In the HMS Barfleur excerpt below, what happened to the ship on her way to the scrapyard?

*** Selected excerpt ***

General characteristics (as built)
- Class & type: Centurion-class pre-dreadnought battleship
- Displacement: 10,634 long tons (10,805 t)
- Length: 390 ft 9 in (119.1 m) (o/a)
- Beam: 70 ft (21.3 m)
- Draught: 25 ft 8 in (7.82 m)
- Installed power: 9,000 ihp (6,700 kW); 8 Cylindrical boilers;
- Propulsion: 2 Shafts; 2 Triple-expansion steam engines;
- Speed: 17 knots (31 km/h; 20 mph)
- Range: 5,230 nmi (9,690 km; 6,020 mi) at 10 knots (19 km/h; 12 mph)
- Complement: 606–620
- Armament: 2 × twin 10 in (254 mm) guns; 10 × single 4.7 in (120 mm) guns; 8 × single 6-pdr (2.2 in (57 mm)) guns; 12 × single 3-pdr (1.9 in (47 mm)) guns; 7 × 18 in (450 mm) torpedo tubes;
- Armour: Belt: 9–12 in (229–305 mm); Decks: 2–2.5 in (51–64 mm); Barbettes: 5–9 in (127–229 mm); Gunhouses: 6 in (152 mm);

= HMS Barfleur (1892) =

British pre-dreadnought battleship

HMS Barfleur was the second and last of the pre-dreadnought battleships built for the Royal Navy in the 1890s. Intended for service abroad, they exchanged heavy armour and a powerful armament for high speed and long range to counter the foreign armoured cruisers then being built as commerce raiders and were rated as second-class battleships.

Barfleur was assigned to the Mediterranean Fleet in 1895 and participated in the blockade of Crete imposed by the Great Powers after a Greek rebellion began on Crete against their Ottoman overlords in February 1897. She joined her sister ship on the China Station the following year and became the flagship of the station's second-in-command. During the Boxer Rebellion in 1900, both ships contributed landing parties to participate in the Battles of the Taku Forts and of Tientsin.

Already made obsolete by the increasing speeds of the cruisers the ship was designed to defend against, she was placed in reserve in 1904, although Barfleur often participated in the annual fleet manoeuvres. She also served as a flagship in the reserve for several years before the ship was listed for disposal in 1909. After being sold for scrap the following year, Barfleur got jammed underneath the piers of a swing bridge on her way to the scrapyard, forcing it to remain open and blocking traffic while she had to be freed.

*** End of Selected excerpt ***
*** Information given ***

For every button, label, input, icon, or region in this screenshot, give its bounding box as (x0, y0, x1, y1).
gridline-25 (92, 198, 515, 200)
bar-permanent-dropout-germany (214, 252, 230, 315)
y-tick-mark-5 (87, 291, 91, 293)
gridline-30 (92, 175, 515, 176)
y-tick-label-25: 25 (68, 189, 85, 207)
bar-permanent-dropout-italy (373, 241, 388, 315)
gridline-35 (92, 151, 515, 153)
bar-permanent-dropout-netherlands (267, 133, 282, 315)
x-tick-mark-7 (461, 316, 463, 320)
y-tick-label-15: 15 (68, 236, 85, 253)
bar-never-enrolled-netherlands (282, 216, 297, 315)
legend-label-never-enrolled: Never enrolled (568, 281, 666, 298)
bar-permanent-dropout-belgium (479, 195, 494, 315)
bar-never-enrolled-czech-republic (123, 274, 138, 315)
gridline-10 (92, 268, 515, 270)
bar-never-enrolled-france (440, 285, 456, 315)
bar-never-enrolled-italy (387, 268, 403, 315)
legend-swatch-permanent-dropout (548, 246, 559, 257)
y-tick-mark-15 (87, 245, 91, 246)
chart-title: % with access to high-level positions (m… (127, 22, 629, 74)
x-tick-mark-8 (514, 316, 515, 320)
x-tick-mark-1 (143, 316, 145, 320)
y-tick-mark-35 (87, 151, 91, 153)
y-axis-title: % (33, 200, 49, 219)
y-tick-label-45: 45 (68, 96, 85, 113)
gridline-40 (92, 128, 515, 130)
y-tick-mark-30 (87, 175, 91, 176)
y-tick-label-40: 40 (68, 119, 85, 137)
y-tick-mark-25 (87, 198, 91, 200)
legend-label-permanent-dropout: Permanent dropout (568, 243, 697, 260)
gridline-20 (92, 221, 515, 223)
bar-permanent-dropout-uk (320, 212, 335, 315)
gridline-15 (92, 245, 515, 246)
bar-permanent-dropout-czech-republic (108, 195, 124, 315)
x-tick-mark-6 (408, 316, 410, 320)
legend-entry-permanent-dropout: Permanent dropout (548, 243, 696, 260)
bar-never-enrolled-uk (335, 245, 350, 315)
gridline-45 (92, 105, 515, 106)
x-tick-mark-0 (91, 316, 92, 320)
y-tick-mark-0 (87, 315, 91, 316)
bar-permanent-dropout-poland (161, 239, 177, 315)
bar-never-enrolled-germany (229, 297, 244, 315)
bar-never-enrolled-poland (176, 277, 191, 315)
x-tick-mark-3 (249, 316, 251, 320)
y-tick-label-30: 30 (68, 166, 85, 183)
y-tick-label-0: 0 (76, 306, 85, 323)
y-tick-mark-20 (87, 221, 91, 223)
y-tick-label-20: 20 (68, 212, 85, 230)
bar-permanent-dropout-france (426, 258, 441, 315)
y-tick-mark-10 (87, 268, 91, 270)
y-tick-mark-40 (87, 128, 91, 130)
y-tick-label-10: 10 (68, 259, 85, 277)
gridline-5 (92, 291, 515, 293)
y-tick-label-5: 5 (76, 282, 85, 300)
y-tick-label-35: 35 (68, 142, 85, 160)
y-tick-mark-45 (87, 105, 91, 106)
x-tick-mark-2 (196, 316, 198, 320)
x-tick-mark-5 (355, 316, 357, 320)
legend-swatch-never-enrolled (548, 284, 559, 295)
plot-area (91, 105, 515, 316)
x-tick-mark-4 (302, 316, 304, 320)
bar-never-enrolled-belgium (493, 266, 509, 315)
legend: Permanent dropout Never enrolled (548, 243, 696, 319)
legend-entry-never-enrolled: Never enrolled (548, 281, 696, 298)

*** End of Information given ***

Exercise answer: She got jammed underneath the piers of a swing bridge, forcing it to remain open and blocking traffic while she was freed.